[Stored items]
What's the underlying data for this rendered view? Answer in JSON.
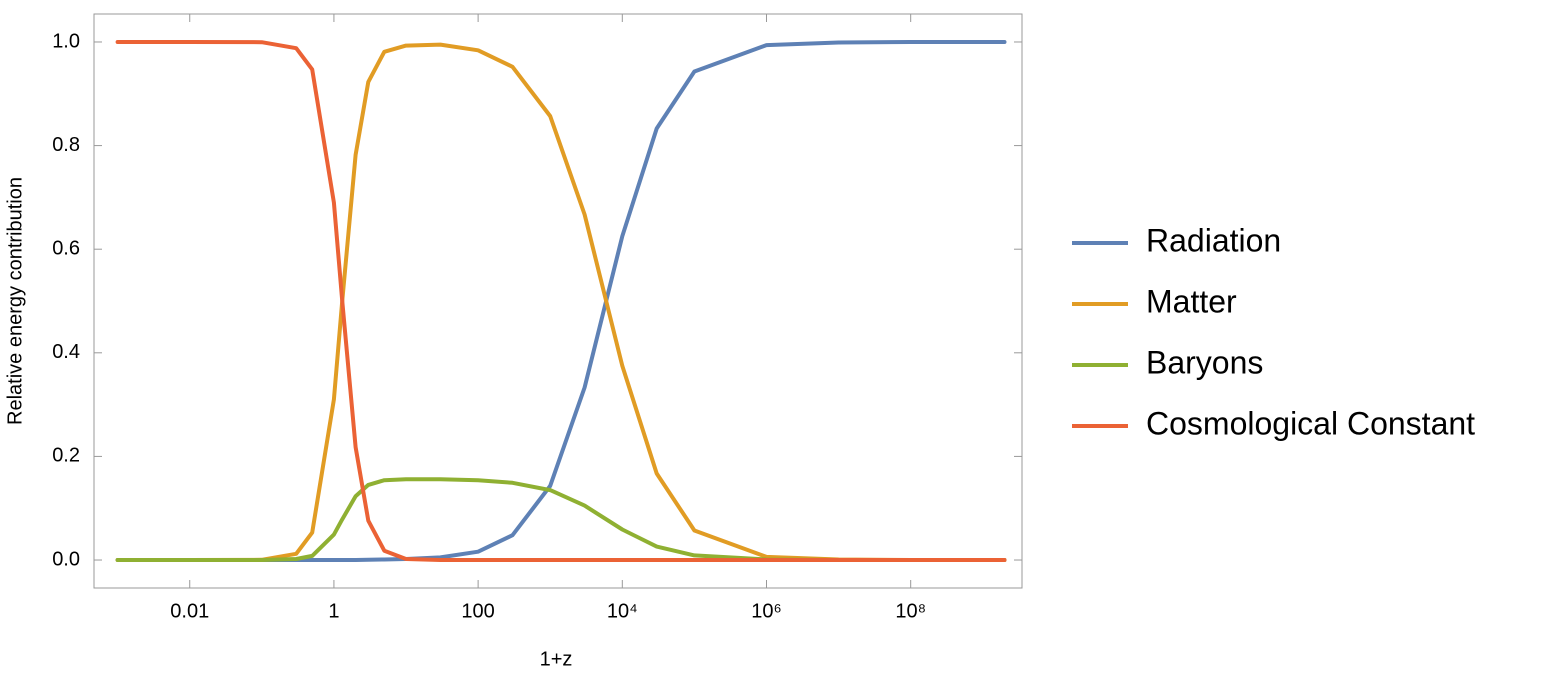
{
  "chart_data": {
    "type": "line",
    "x_label": "1+z",
    "y_label": "Relative energy contribution",
    "xscale": "log",
    "legend": "right",
    "x": [
      0.001,
      0.01,
      0.1,
      0.3,
      0.5,
      1,
      1.3,
      2,
      3,
      5,
      10,
      30,
      100,
      300,
      1000,
      3000,
      10000,
      30000,
      100000,
      1000000,
      10000000,
      100000000,
      1000000000,
      2000000000
    ],
    "series": [
      {
        "name": "Radiation",
        "color": "#5e81b5",
        "values": [
          0,
          0,
          0,
          0,
          0,
          0,
          0,
          0,
          0.0005,
          0.001,
          0.002,
          0.005,
          0.016,
          0.048,
          0.143,
          0.333,
          0.625,
          0.833,
          0.943,
          0.994,
          0.999,
          1,
          1,
          1
        ]
      },
      {
        "name": "Matter",
        "color": "#e19c24",
        "values": [
          0,
          0,
          0.0004,
          0.012,
          0.053,
          0.31,
          0.497,
          0.782,
          0.923,
          0.981,
          0.993,
          0.995,
          0.984,
          0.952,
          0.857,
          0.667,
          0.375,
          0.167,
          0.057,
          0.006,
          0.001,
          0,
          0,
          0
        ]
      },
      {
        "name": "Baryons",
        "color": "#8fb032",
        "values": [
          0,
          0,
          0.0001,
          0.002,
          0.008,
          0.049,
          0.078,
          0.123,
          0.145,
          0.154,
          0.156,
          0.156,
          0.154,
          0.149,
          0.135,
          0.105,
          0.059,
          0.026,
          0.009,
          0.001,
          0,
          0,
          0,
          0
        ]
      },
      {
        "name": "Cosmological Constant",
        "color": "#eb6235",
        "values": [
          1,
          1,
          0.9996,
          0.988,
          0.947,
          0.69,
          0.503,
          0.218,
          0.076,
          0.018,
          0.002,
          0,
          0,
          0,
          0,
          0,
          0,
          0,
          0,
          0,
          0,
          0,
          0,
          0
        ]
      }
    ],
    "xlim": [
      0.00047,
      3500000000
    ],
    "xticks": [
      0.01,
      1,
      100,
      {
        "value": 10000,
        "label": "10⁴"
      },
      {
        "value": 1000000,
        "label": "10⁶"
      },
      {
        "value": 100000000,
        "label": "10⁸"
      }
    ],
    "ylim": [
      -0.054,
      1.054
    ],
    "yticks": [
      {
        "value": 0,
        "label": "0.0"
      },
      0.2,
      0.4,
      0.6,
      0.8,
      {
        "value": 1,
        "label": "1.0"
      }
    ]
  }
}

> PROBLEM STATEMENT
Repeat every record above exactly, but leave out any pictures.

> RESULT
What's the underlying data for this rendered view? Answer in JSON.
{
  "chart_data": {
    "type": "line",
    "x_label": "1+z",
    "y_label": "Relative energy contribution",
    "xscale": "log",
    "legend": "right",
    "x": [
      0.001,
      0.01,
      0.1,
      0.3,
      0.5,
      1,
      1.3,
      2,
      3,
      5,
      10,
      30,
      100,
      300,
      1000,
      3000,
      10000,
      30000,
      100000,
      1000000,
      10000000,
      100000000,
      1000000000,
      2000000000
    ],
    "series": [
      {
        "name": "Radiation",
        "color": "#5e81b5",
        "values": [
          0,
          0,
          0,
          0,
          0,
          0,
          0,
          0,
          0.0005,
          0.001,
          0.002,
          0.005,
          0.016,
          0.048,
          0.143,
          0.333,
          0.625,
          0.833,
          0.943,
          0.994,
          0.999,
          1,
          1,
          1
        ]
      },
      {
        "name": "Matter",
        "color": "#e19c24",
        "values": [
          0,
          0,
          0.0004,
          0.012,
          0.053,
          0.31,
          0.497,
          0.782,
          0.923,
          0.981,
          0.993,
          0.995,
          0.984,
          0.952,
          0.857,
          0.667,
          0.375,
          0.167,
          0.057,
          0.006,
          0.001,
          0,
          0,
          0
        ]
      },
      {
        "name": "Baryons",
        "color": "#8fb032",
        "values": [
          0,
          0,
          0.0001,
          0.002,
          0.008,
          0.049,
          0.078,
          0.123,
          0.145,
          0.154,
          0.156,
          0.156,
          0.154,
          0.149,
          0.135,
          0.105,
          0.059,
          0.026,
          0.009,
          0.001,
          0,
          0,
          0,
          0
        ]
      },
      {
        "name": "Cosmological Constant",
        "color": "#eb6235",
        "values": [
          1,
          1,
          0.9996,
          0.988,
          0.947,
          0.69,
          0.503,
          0.218,
          0.076,
          0.018,
          0.002,
          0,
          0,
          0,
          0,
          0,
          0,
          0,
          0,
          0,
          0,
          0,
          0,
          0
        ]
      }
    ],
    "xlim": [
      0.00047,
      3500000000
    ],
    "xticks": [
      0.01,
      1,
      100,
      {
        "value": 10000,
        "label": "10⁴"
      },
      {
        "value": 1000000,
        "label": "10⁶"
      },
      {
        "value": 100000000,
        "label": "10⁸"
      }
    ],
    "ylim": [
      -0.054,
      1.054
    ],
    "yticks": [
      {
        "value": 0,
        "label": "0.0"
      },
      0.2,
      0.4,
      0.6,
      0.8,
      {
        "value": 1,
        "label": "1.0"
      }
    ]
  }
}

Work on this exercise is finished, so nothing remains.